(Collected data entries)
--- Start ---

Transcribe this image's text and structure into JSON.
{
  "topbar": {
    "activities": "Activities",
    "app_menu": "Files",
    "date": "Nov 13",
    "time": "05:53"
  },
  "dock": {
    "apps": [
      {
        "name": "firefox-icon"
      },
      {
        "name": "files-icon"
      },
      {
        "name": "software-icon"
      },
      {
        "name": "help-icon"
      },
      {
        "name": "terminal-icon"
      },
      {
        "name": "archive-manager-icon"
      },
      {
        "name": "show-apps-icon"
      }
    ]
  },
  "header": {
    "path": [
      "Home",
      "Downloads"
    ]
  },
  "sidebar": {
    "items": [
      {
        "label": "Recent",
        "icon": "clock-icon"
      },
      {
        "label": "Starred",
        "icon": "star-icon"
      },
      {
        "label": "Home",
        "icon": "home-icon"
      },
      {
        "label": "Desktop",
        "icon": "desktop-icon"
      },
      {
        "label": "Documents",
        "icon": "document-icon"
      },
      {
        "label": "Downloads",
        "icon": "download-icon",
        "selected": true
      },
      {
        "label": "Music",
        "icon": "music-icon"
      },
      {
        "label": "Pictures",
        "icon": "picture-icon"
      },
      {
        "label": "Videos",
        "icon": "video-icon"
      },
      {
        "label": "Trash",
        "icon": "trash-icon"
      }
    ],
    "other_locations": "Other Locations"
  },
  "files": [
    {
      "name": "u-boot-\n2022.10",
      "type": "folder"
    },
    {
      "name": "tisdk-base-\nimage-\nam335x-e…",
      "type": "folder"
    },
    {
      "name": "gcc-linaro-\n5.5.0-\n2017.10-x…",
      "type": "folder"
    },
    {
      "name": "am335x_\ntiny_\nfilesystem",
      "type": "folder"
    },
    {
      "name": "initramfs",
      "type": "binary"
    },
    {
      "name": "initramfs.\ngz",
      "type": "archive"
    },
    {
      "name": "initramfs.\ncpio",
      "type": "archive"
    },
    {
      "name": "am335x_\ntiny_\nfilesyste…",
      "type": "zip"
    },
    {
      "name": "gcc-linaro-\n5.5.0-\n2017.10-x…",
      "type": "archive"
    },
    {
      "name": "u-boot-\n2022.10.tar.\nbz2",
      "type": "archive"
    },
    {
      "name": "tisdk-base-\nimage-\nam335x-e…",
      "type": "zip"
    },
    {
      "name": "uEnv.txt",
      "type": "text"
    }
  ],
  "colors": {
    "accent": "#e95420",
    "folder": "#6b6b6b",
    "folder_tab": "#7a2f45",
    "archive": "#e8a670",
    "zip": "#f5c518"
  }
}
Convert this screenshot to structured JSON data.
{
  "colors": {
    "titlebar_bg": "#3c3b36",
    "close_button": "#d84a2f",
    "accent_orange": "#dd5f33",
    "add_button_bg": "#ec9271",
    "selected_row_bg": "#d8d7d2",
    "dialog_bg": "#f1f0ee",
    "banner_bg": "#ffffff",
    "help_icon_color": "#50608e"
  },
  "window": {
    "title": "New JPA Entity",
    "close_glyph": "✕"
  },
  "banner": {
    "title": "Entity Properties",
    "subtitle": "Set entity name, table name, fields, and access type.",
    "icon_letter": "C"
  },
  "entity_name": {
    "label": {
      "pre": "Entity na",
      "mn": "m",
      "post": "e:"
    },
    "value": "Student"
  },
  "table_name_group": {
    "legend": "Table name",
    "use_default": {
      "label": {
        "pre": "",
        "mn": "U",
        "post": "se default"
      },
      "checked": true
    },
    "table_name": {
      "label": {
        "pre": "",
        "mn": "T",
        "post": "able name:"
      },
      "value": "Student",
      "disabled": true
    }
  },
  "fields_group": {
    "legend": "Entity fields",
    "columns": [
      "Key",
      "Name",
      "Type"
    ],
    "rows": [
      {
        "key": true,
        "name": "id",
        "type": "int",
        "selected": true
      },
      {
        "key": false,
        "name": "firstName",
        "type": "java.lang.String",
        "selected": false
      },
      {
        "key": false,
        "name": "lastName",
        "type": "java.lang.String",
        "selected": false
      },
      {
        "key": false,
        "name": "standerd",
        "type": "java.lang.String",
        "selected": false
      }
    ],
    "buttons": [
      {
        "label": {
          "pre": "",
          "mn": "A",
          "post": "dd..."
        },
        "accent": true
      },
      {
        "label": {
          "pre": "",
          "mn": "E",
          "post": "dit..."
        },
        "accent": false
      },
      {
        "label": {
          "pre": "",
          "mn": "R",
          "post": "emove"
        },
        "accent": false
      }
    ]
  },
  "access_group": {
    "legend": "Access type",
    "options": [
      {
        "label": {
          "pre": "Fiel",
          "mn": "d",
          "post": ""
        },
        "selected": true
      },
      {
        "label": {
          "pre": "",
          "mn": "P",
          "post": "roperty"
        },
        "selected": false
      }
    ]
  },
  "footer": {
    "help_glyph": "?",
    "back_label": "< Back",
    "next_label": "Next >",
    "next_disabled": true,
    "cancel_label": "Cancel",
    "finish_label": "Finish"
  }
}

--- End ---

→ **WHAT IS REQUIRED**: How many lines in the listing above contain "post"? Answer with the number alone.

→ **FINAL ANSWER**: 8